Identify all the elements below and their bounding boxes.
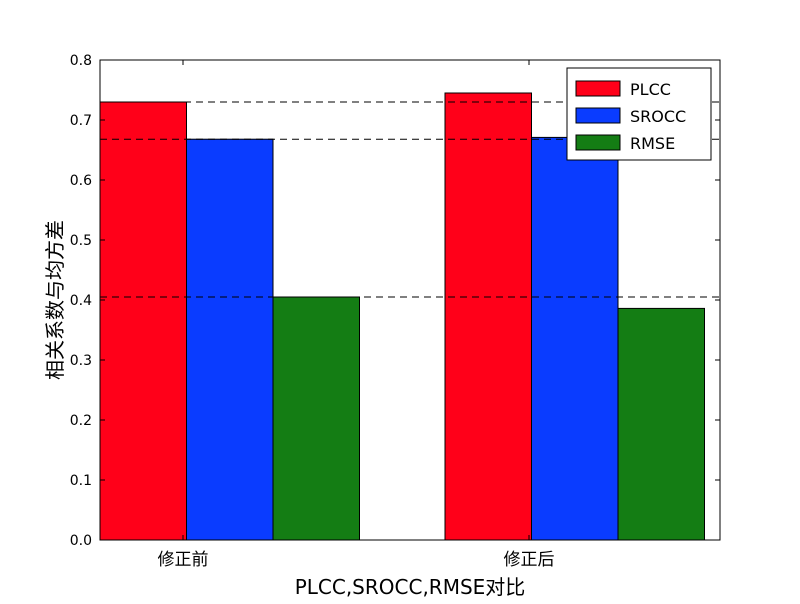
bars-layer [99, 92, 705, 541]
legend-label-plcc: PLCC [630, 80, 671, 99]
legend: PLCC SROCC RMSE [566, 67, 712, 161]
y-tick-label: 0.5 [70, 233, 92, 249]
y-tick-label: 0.3 [70, 353, 92, 369]
x-axis-label: PLCC,SROCC,RMSE对比 [295, 575, 526, 599]
x-tick-label: 修正后 [504, 550, 555, 570]
y-tick-label: 0.8 [70, 53, 92, 69]
legend-swatch-plcc [575, 80, 621, 97]
y-tick-label: 0.2 [70, 413, 92, 429]
y-tick-label: 0.0 [70, 533, 92, 549]
y-axis-label: 相关系数与均方差 [43, 220, 67, 380]
legend-label-rmse: RMSE [630, 134, 675, 153]
bar-plcc-1 [99, 101, 187, 541]
legend-swatch-srocc [575, 107, 621, 124]
bar-rmse-2 [617, 307, 705, 541]
y-tick-label: 0.7 [70, 113, 92, 129]
bar-plcc-2 [444, 92, 532, 541]
legend-swatch-rmse [575, 134, 621, 151]
bar-srocc-1 [186, 138, 274, 541]
y-tick-label: 0.6 [70, 173, 92, 189]
y-tick-label: 0.1 [70, 473, 92, 489]
y-tick-label: 0.4 [70, 293, 92, 309]
bar-srocc-2 [531, 136, 619, 541]
bar-rmse-1 [272, 296, 360, 541]
ticks-layer: 0.0 0.1 0.2 0.3 0.4 0.5 0.6 0.7 0.8 修正前 修正后 [70, 53, 720, 570]
legend-label-srocc: SROCC [630, 107, 686, 126]
x-tick-label: 修正前 [158, 550, 209, 570]
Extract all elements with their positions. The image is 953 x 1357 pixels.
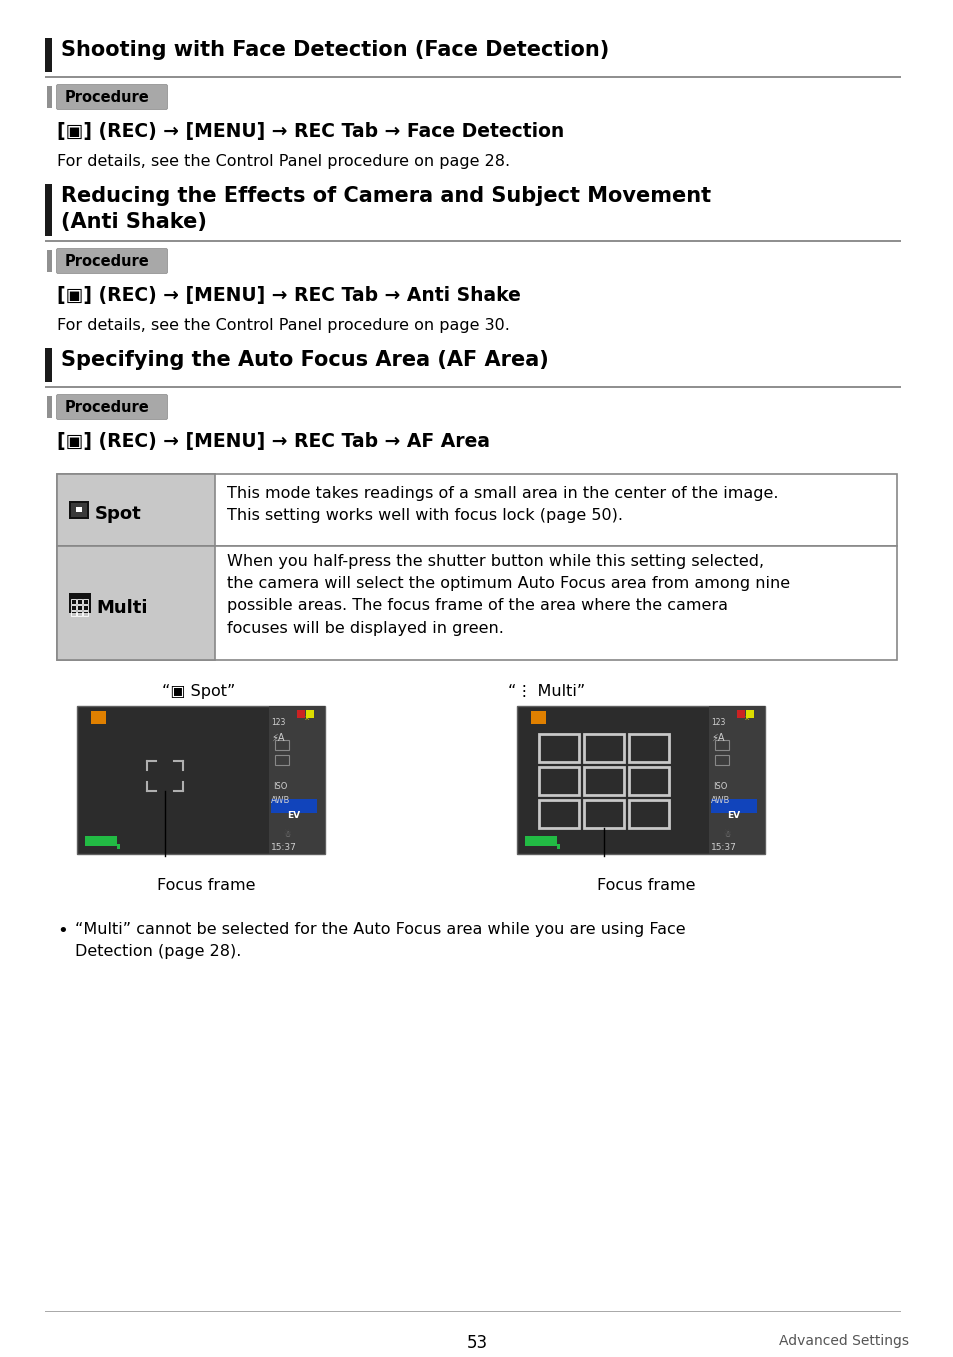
Text: EV: EV bbox=[287, 811, 300, 820]
Bar bbox=[91, 711, 106, 725]
Bar bbox=[45, 185, 52, 236]
Bar bbox=[117, 844, 120, 849]
Bar bbox=[83, 611, 88, 616]
Bar bbox=[45, 76, 900, 77]
Bar bbox=[57, 546, 896, 660]
Bar bbox=[57, 546, 214, 660]
Bar bbox=[45, 38, 52, 72]
Bar bbox=[45, 385, 900, 388]
Bar bbox=[538, 801, 578, 828]
Bar bbox=[47, 396, 52, 418]
Bar bbox=[274, 740, 289, 750]
Text: “▣ Spot”: “▣ Spot” bbox=[162, 684, 235, 699]
Text: For details, see the Control Panel procedure on page 30.: For details, see the Control Panel proce… bbox=[57, 318, 509, 332]
Text: (Anti Shake): (Anti Shake) bbox=[61, 212, 207, 232]
Text: 15:37: 15:37 bbox=[271, 843, 296, 852]
Bar bbox=[77, 706, 325, 854]
Text: [▣] (REC) → [MENU] → REC Tab → Face Detection: [▣] (REC) → [MENU] → REC Tab → Face Dete… bbox=[57, 122, 563, 141]
Bar bbox=[628, 734, 668, 763]
Text: EV: EV bbox=[727, 811, 740, 820]
Text: Procedure: Procedure bbox=[65, 91, 150, 106]
Bar bbox=[45, 347, 52, 383]
Text: Focus frame: Focus frame bbox=[157, 878, 255, 893]
Text: X: X bbox=[744, 716, 748, 721]
Text: Reducing the Effects of Camera and Subject Movement: Reducing the Effects of Camera and Subje… bbox=[61, 186, 710, 206]
Text: 123: 123 bbox=[271, 718, 285, 727]
Bar bbox=[47, 85, 52, 109]
Text: For details, see the Control Panel procedure on page 28.: For details, see the Control Panel proce… bbox=[57, 153, 510, 170]
Text: Procedure: Procedure bbox=[65, 255, 150, 270]
Bar bbox=[71, 611, 76, 616]
Text: This mode takes readings of a small area in the center of the image.
This settin: This mode takes readings of a small area… bbox=[227, 486, 778, 524]
Bar bbox=[296, 710, 305, 718]
Bar bbox=[538, 734, 578, 763]
Bar bbox=[745, 710, 753, 718]
Bar bbox=[524, 836, 557, 845]
Text: Multi: Multi bbox=[96, 598, 148, 617]
Text: X: X bbox=[305, 716, 309, 721]
Bar bbox=[71, 598, 76, 604]
Bar bbox=[708, 706, 764, 854]
Bar bbox=[583, 767, 623, 795]
Text: “⋮ Multi”: “⋮ Multi” bbox=[508, 684, 585, 699]
Bar bbox=[714, 754, 728, 765]
Text: 53: 53 bbox=[466, 1334, 487, 1352]
Bar bbox=[69, 501, 89, 518]
Bar bbox=[71, 605, 76, 611]
Text: ⚡A: ⚡A bbox=[710, 733, 723, 744]
Text: Spot: Spot bbox=[95, 505, 142, 522]
FancyBboxPatch shape bbox=[56, 84, 168, 110]
Text: •: • bbox=[57, 921, 68, 940]
Bar bbox=[71, 503, 87, 517]
Bar bbox=[85, 836, 117, 845]
Text: 15:37: 15:37 bbox=[710, 843, 736, 852]
Bar bbox=[538, 767, 578, 795]
Bar bbox=[628, 801, 668, 828]
Bar bbox=[274, 754, 289, 765]
Bar bbox=[45, 1311, 900, 1312]
Bar bbox=[83, 598, 88, 604]
Bar bbox=[57, 474, 214, 546]
Bar bbox=[714, 740, 728, 750]
Bar bbox=[628, 767, 668, 795]
Text: When you half-press the shutter button while this setting selected,
the camera w: When you half-press the shutter button w… bbox=[227, 554, 789, 635]
Text: ISO: ISO bbox=[712, 782, 726, 791]
Bar bbox=[57, 474, 896, 546]
Bar bbox=[583, 801, 623, 828]
Bar bbox=[83, 605, 88, 611]
Bar bbox=[45, 240, 900, 242]
Bar bbox=[737, 710, 744, 718]
Text: Procedure: Procedure bbox=[65, 400, 150, 415]
Bar bbox=[69, 593, 91, 613]
Text: ☃: ☃ bbox=[283, 830, 291, 839]
Bar bbox=[583, 734, 623, 763]
Bar bbox=[77, 605, 82, 611]
Bar bbox=[531, 711, 545, 725]
Bar bbox=[710, 799, 757, 813]
Text: ⚡A: ⚡A bbox=[271, 733, 284, 744]
Text: ☃: ☃ bbox=[722, 830, 730, 839]
Bar bbox=[306, 710, 314, 718]
Text: 123: 123 bbox=[710, 718, 724, 727]
Text: Advanced Settings: Advanced Settings bbox=[779, 1334, 908, 1348]
Bar bbox=[269, 706, 325, 854]
Text: Specifying the Auto Focus Area (AF Area): Specifying the Auto Focus Area (AF Area) bbox=[61, 350, 548, 370]
Text: [▣] (REC) → [MENU] → REC Tab → AF Area: [▣] (REC) → [MENU] → REC Tab → AF Area bbox=[57, 432, 490, 451]
Text: ISO: ISO bbox=[273, 782, 287, 791]
Text: Focus frame: Focus frame bbox=[597, 878, 695, 893]
Bar bbox=[47, 250, 52, 271]
FancyBboxPatch shape bbox=[56, 248, 168, 274]
Text: “Multi” cannot be selected for the Auto Focus area while you are using Face
Dete: “Multi” cannot be selected for the Auto … bbox=[75, 921, 685, 958]
Bar bbox=[517, 706, 764, 854]
Bar bbox=[77, 598, 82, 604]
Text: AWB: AWB bbox=[710, 797, 730, 805]
Bar bbox=[271, 799, 316, 813]
Bar bbox=[77, 611, 82, 616]
Bar bbox=[557, 844, 559, 849]
Text: AWB: AWB bbox=[271, 797, 290, 805]
Bar bbox=[76, 508, 82, 512]
FancyBboxPatch shape bbox=[56, 395, 168, 419]
Text: [▣] (REC) → [MENU] → REC Tab → Anti Shake: [▣] (REC) → [MENU] → REC Tab → Anti Shak… bbox=[57, 286, 520, 305]
Text: Shooting with Face Detection (Face Detection): Shooting with Face Detection (Face Detec… bbox=[61, 39, 609, 60]
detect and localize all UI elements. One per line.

__________

### What is asked
Copy out the part of the entries above that opens with the line containing "bars-layer [99, 92, 705, 541]" and closes with the line containing "x-tick-label: 修正后 [504, 550, 555, 570]", keeping both of those lines, with every line exactly as it appears.

### Completed exercise
bars-layer [99, 92, 705, 541]
legend-label-plcc: PLCC [630, 80, 671, 99]
legend: PLCC SROCC RMSE [566, 67, 712, 161]
y-tick-label: 0.5 [70, 233, 92, 249]
y-tick-label: 0.3 [70, 353, 92, 369]
x-axis-label: PLCC,SROCC,RMSE对比 [295, 575, 526, 599]
x-tick-label: 修正后 [504, 550, 555, 570]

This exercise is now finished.